#### [Stated problem]
Of the lines in the entries below, state how many hold the word "designing". Say nothing else.

#### [Supplied material]

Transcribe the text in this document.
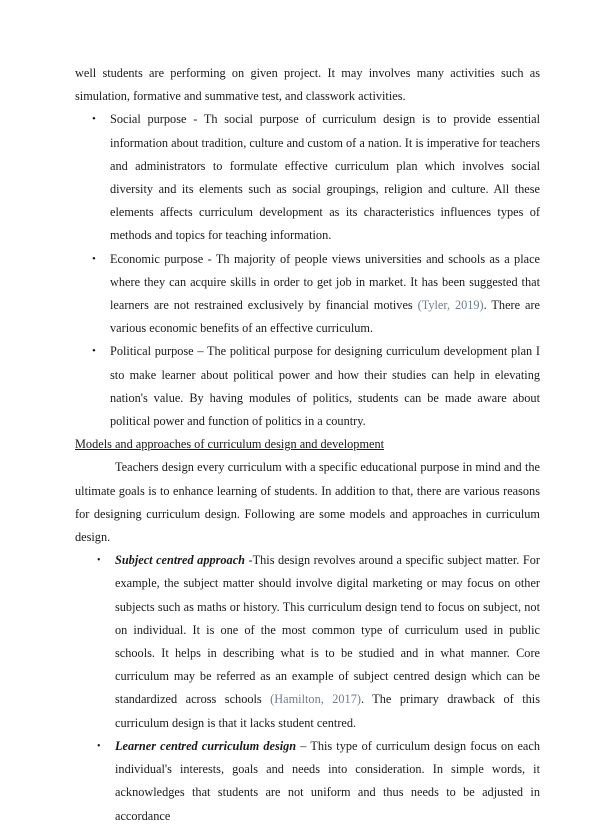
well students are performing on given project. It may involves many activities such as simulation, formative and summative test, and classwork activities.

• Social purpose - Th social purpose of curriculum design is to provide essential information about tradition, culture and custom of a nation. It is imperative for teachers and administrators to formulate effective curriculum plan which involves social diversity and its elements such as social groupings, religion and culture. All these elements affects curriculum development as its characteristics influences types of methods and topics for teaching information.

• Economic purpose - Th majority of people views universities and schools as a place where they can acquire skills in order to get job in market. It has been suggested that learners are not restrained exclusively by financial motives (Tyler, 2019). There are various economic benefits of an effective curriculum.

• Political purpose – The political purpose for designing curriculum development plan I sto make learner about political power and how their studies can help in elevating nation's value. By having modules of politics, students can be made aware about political power and function of politics in a country.

Models and approaches of curriculum design and development

Teachers design every curriculum with a specific educational purpose in mind and the ultimate goals is to enhance learning of students. In addition to that, there are various reasons for designing curriculum design. Following are some models and approaches in curriculum design.

• Subject centred approach -This design revolves around a specific subject matter. For example, the subject matter should involve digital marketing or may focus on other subjects such as maths or history. This curriculum design tend to focus on subject, not on individual. It is one of the most common type of curriculum used in public schools. It helps in describing what is to be studied and in what manner. Core curriculum may be referred as an example of subject centred design which can be standardized across schools (Hamilton, 2017). The primary drawback of this curriculum design is that it lacks student centred.

• Learner centred curriculum design – This type of curriculum design focus on each individual's interests, goals and needs into consideration. In simple words, it acknowledges that students are not uniform and thus needs to be adjusted in accordance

#### [Result for this exercise]
2